╭─ EXERCISE DATA

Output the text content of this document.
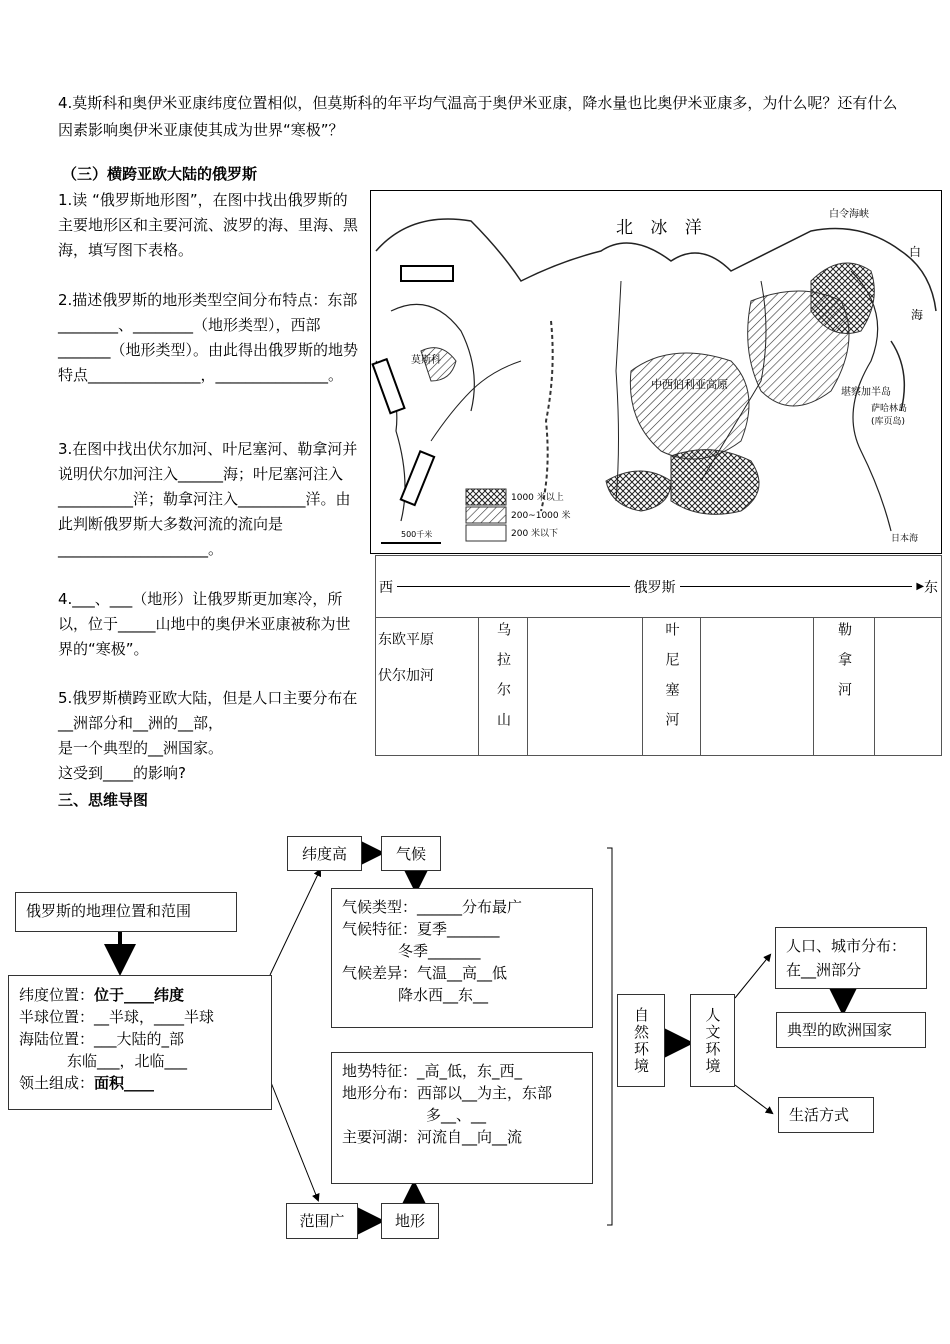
4.莫斯科和奥伊米亚康纬度位置相似，但莫斯科的年平均气温高于奥伊米亚康，降水量也比奥伊米亚康多，为什么呢？还有什么因素影响奥伊米亚康使其成为世界“寒极”？
（三）横跨亚欧大陆的俄罗斯

1.读 “俄罗斯地形图”，在图中找出俄罗斯的主要地形区和主要河流、波罗的海、里海、黑海，填写图下表格。

2.描述俄罗斯的地形类型空间分布特点：东部________、________（地形类型），西部_______（地形类型）。由此得出俄罗斯的地势特点_______________，_______________。

3.在图中找出伏尔加河、叶尼塞河、勒拿河并说明伏尔加河注入______海；叶尼塞河注入__________洋；勒拿河注入_________洋。由此判断俄罗斯大多数河流的流向是____________________。

4.___、___（地形）让俄罗斯更加寒冷，所以，位于_____山地中的奥伊米亚康被称为世界的“寒极”。

5.俄罗斯横跨亚欧大陆，但是人口主要分布在__洲部分和__洲的__部，

是一个典型的__洲国家。

这受到____的影响?

北 冰 洋
白令海峡
白
海
堪察加半岛
萨哈林岛
(库页岛)
莫斯科
中西伯利亚高原
1000 米以上
200~1000 米
200 米以下
500千米	日本海
西	俄罗斯	▶ 东

东欧平原
伏尔加河	乌拉尔山		叶尼塞河		勒拿河

三、思维导图
俄罗斯的地理位置和范围
纬度位置：位于____纬度
半球位置：__半球，____半球
海陆位置：___大陆的_部
东临___，北临___
领土组成：面积____
纬度高	气候
气候类型：______分布最广
气候特征：夏季_______
冬季_______
气候差异：气温__高__低
降水西__东__
地势特征：_高_低，东_西_
地形分布：西部以__为主，东部
多__、__
主要河湖：河流自__向__流
范围广	地形
自然环境	人文环境
人口、城市分布：
在__洲部分
典型的欧洲国家
生活方式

╰─

=== THE PROBLEM ===
Your task is an exact transcription of all the data, minus the pictures.

=== EXERCISE SOLUTION ===
Output the text content of this document.
4.莫斯科和奥伊米亚康纬度位置相似，但莫斯科的年平均气温高于奥伊米亚康，降水量也比奥伊米亚康多，为什么呢？还有什么因素影响奥伊米亚康使其成为世界“寒极”？
（三）横跨亚欧大陆的俄罗斯

1.读 “俄罗斯地形图”，在图中找出俄罗斯的主要地形区和主要河流、波罗的海、里海、黑海，填写图下表格。

2.描述俄罗斯的地形类型空间分布特点：东部________、________（地形类型），西部_______（地形类型）。由此得出俄罗斯的地势特点_______________，_______________。

3.在图中找出伏尔加河、叶尼塞河、勒拿河并说明伏尔加河注入______海；叶尼塞河注入__________洋；勒拿河注入_________洋。由此判断俄罗斯大多数河流的流向是____________________。

4.___、___（地形）让俄罗斯更加寒冷，所以，位于_____山地中的奥伊米亚康被称为世界的“寒极”。

5.俄罗斯横跨亚欧大陆，但是人口主要分布在__洲部分和__洲的__部，

是一个典型的__洲国家。

这受到____的影响?

北 冰 洋
白令海峡
白
海
堪察加半岛
萨哈林岛
(库页岛)
莫斯科
中西伯利亚高原
1000 米以上
200~1000 米
200 米以下
500千米	日本海
西	俄罗斯	▶ 东

东欧平原
伏尔加河	乌拉尔山		叶尼塞河		勒拿河

三、思维导图
俄罗斯的地理位置和范围
纬度位置：位于____纬度
半球位置：__半球，____半球
海陆位置：___大陆的_部
东临___，北临___
领土组成：面积____
纬度高	气候
气候类型：______分布最广
气候特征：夏季_______
冬季_______
气候差异：气温__高__低
降水西__东__
地势特征：_高_低，东_西_
地形分布：西部以__为主，东部
多__、__
主要河湖：河流自__向__流
范围广	地形
自然环境	人文环境
人口、城市分布：
在__洲部分
典型的欧洲国家
生活方式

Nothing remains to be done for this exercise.